Given instruction -
Tally the lines of the listing that contain the word "underlying", then give the total and nothing else.

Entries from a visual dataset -
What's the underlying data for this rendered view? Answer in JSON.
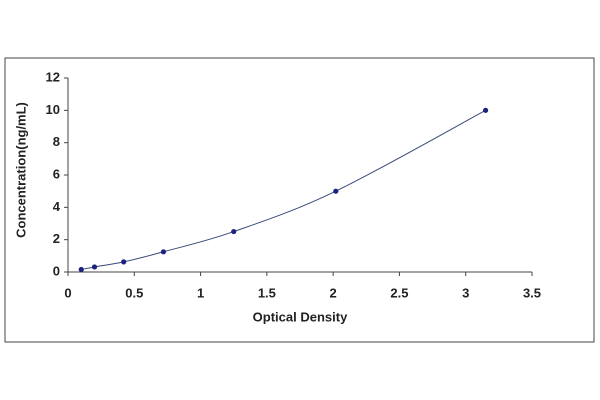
{
  "chart_data": {
    "type": "scatter",
    "x_label": "Optical Density",
    "y_label": "Concentration(ng/mL)",
    "x": [
      0.1,
      0.2,
      0.42,
      0.72,
      1.25,
      2.02,
      3.15
    ],
    "series": [
      {
        "color": "#1a237e",
        "line_color": "#3a4a7a",
        "values": [
          0.156,
          0.312,
          0.625,
          1.25,
          2.5,
          5,
          10
        ]
      }
    ],
    "xlim": [
      0,
      3.5
    ],
    "xticks": [
      0,
      0.5,
      1,
      1.5,
      2,
      2.5,
      3,
      3.5
    ],
    "ylim": [
      0,
      12
    ],
    "yticks": [
      0,
      2,
      4,
      6,
      8,
      10,
      12
    ],
    "grid": false,
    "fitted_curve": true
  }
}
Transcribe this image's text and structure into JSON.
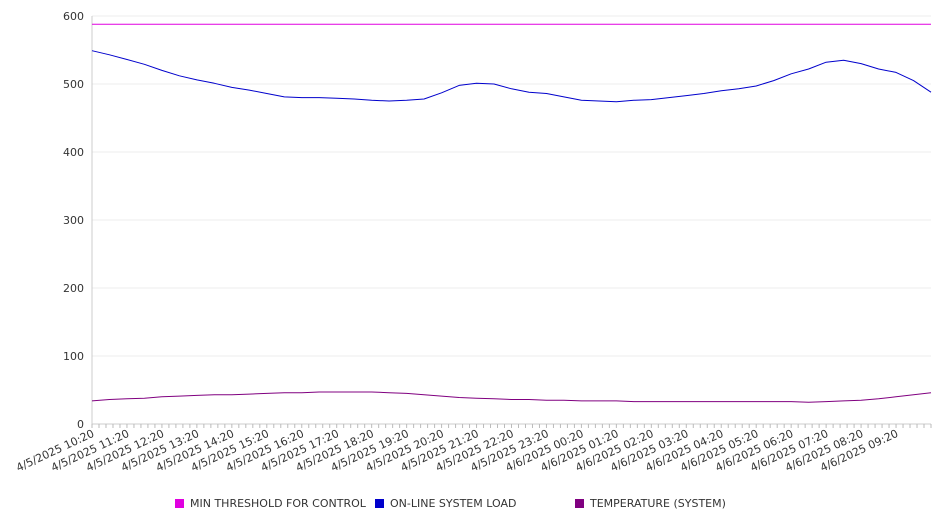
{
  "chart_data": {
    "type": "line",
    "title": "",
    "xlabel": "",
    "ylabel": "",
    "ylim": [
      0,
      600
    ],
    "y_ticks": [
      0,
      100,
      200,
      300,
      400,
      500,
      600
    ],
    "grid": true,
    "legend_position": "bottom",
    "x_tick_labels": [
      "4/5/2025 10:20",
      "4/5/2025 11:20",
      "4/5/2025 12:20",
      "4/5/2025 13:20",
      "4/5/2025 14:20",
      "4/5/2025 15:20",
      "4/5/2025 16:20",
      "4/5/2025 17:20",
      "4/5/2025 18:20",
      "4/5/2025 19:20",
      "4/5/2025 20:20",
      "4/5/2025 21:20",
      "4/5/2025 22:20",
      "4/5/2025 23:20",
      "4/6/2025 00:20",
      "4/6/2025 01:20",
      "4/6/2025 02:20",
      "4/6/2025 03:20",
      "4/6/2025 04:20",
      "4/6/2025 05:20",
      "4/6/2025 06:20",
      "4/6/2025 07:20",
      "4/6/2025 08:20",
      "4/6/2025 09:20"
    ],
    "x": [
      "4/5/2025 10:20",
      "4/5/2025 10:50",
      "4/5/2025 11:20",
      "4/5/2025 11:50",
      "4/5/2025 12:20",
      "4/5/2025 12:50",
      "4/5/2025 13:20",
      "4/5/2025 13:50",
      "4/5/2025 14:20",
      "4/5/2025 14:50",
      "4/5/2025 15:20",
      "4/5/2025 15:50",
      "4/5/2025 16:20",
      "4/5/2025 16:50",
      "4/5/2025 17:20",
      "4/5/2025 17:50",
      "4/5/2025 18:20",
      "4/5/2025 18:50",
      "4/5/2025 19:20",
      "4/5/2025 19:50",
      "4/5/2025 20:20",
      "4/5/2025 20:50",
      "4/5/2025 21:20",
      "4/5/2025 21:50",
      "4/5/2025 22:20",
      "4/5/2025 22:50",
      "4/5/2025 23:20",
      "4/5/2025 23:50",
      "4/6/2025 00:20",
      "4/6/2025 00:50",
      "4/6/2025 01:20",
      "4/6/2025 01:50",
      "4/6/2025 02:20",
      "4/6/2025 02:50",
      "4/6/2025 03:20",
      "4/6/2025 03:50",
      "4/6/2025 04:20",
      "4/6/2025 04:50",
      "4/6/2025 05:20",
      "4/6/2025 05:50",
      "4/6/2025 06:20",
      "4/6/2025 06:50",
      "4/6/2025 07:20",
      "4/6/2025 07:50",
      "4/6/2025 08:20",
      "4/6/2025 08:50",
      "4/6/2025 09:20",
      "4/6/2025 09:50",
      "4/6/2025 10:20"
    ],
    "series": [
      {
        "name": "MIN THRESHOLD FOR CONTROL",
        "color": "#e000e0",
        "values": [
          588,
          588,
          588,
          588,
          588,
          588,
          588,
          588,
          588,
          588,
          588,
          588,
          588,
          588,
          588,
          588,
          588,
          588,
          588,
          588,
          588,
          588,
          588,
          588,
          588,
          588,
          588,
          588,
          588,
          588,
          588,
          588,
          588,
          588,
          588,
          588,
          588,
          588,
          588,
          588,
          588,
          588,
          588,
          588,
          588,
          588,
          588,
          588,
          588
        ]
      },
      {
        "name": "ON-LINE SYSTEM LOAD",
        "color": "#0000cc",
        "values": [
          549,
          543,
          536,
          529,
          520,
          512,
          506,
          501,
          495,
          491,
          486,
          481,
          480,
          480,
          479,
          478,
          476,
          475,
          476,
          478,
          487,
          498,
          501,
          500,
          493,
          488,
          486,
          481,
          476,
          475,
          474,
          476,
          477,
          480,
          483,
          486,
          490,
          493,
          497,
          505,
          515,
          522,
          532,
          535,
          530,
          522,
          517,
          505,
          488
        ]
      },
      {
        "name": "TEMPERATURE (SYSTEM)",
        "color": "#800080",
        "values": [
          34,
          36,
          37,
          38,
          40,
          41,
          42,
          43,
          43,
          44,
          45,
          46,
          46,
          47,
          47,
          47,
          47,
          46,
          45,
          43,
          41,
          39,
          38,
          37,
          36,
          36,
          35,
          35,
          34,
          34,
          34,
          33,
          33,
          33,
          33,
          33,
          33,
          33,
          33,
          33,
          33,
          32,
          33,
          34,
          35,
          37,
          40,
          43,
          46
        ]
      }
    ]
  }
}
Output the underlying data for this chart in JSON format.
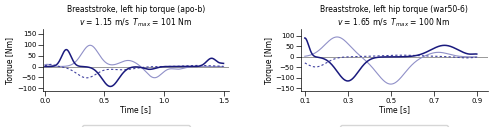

Written answer -
2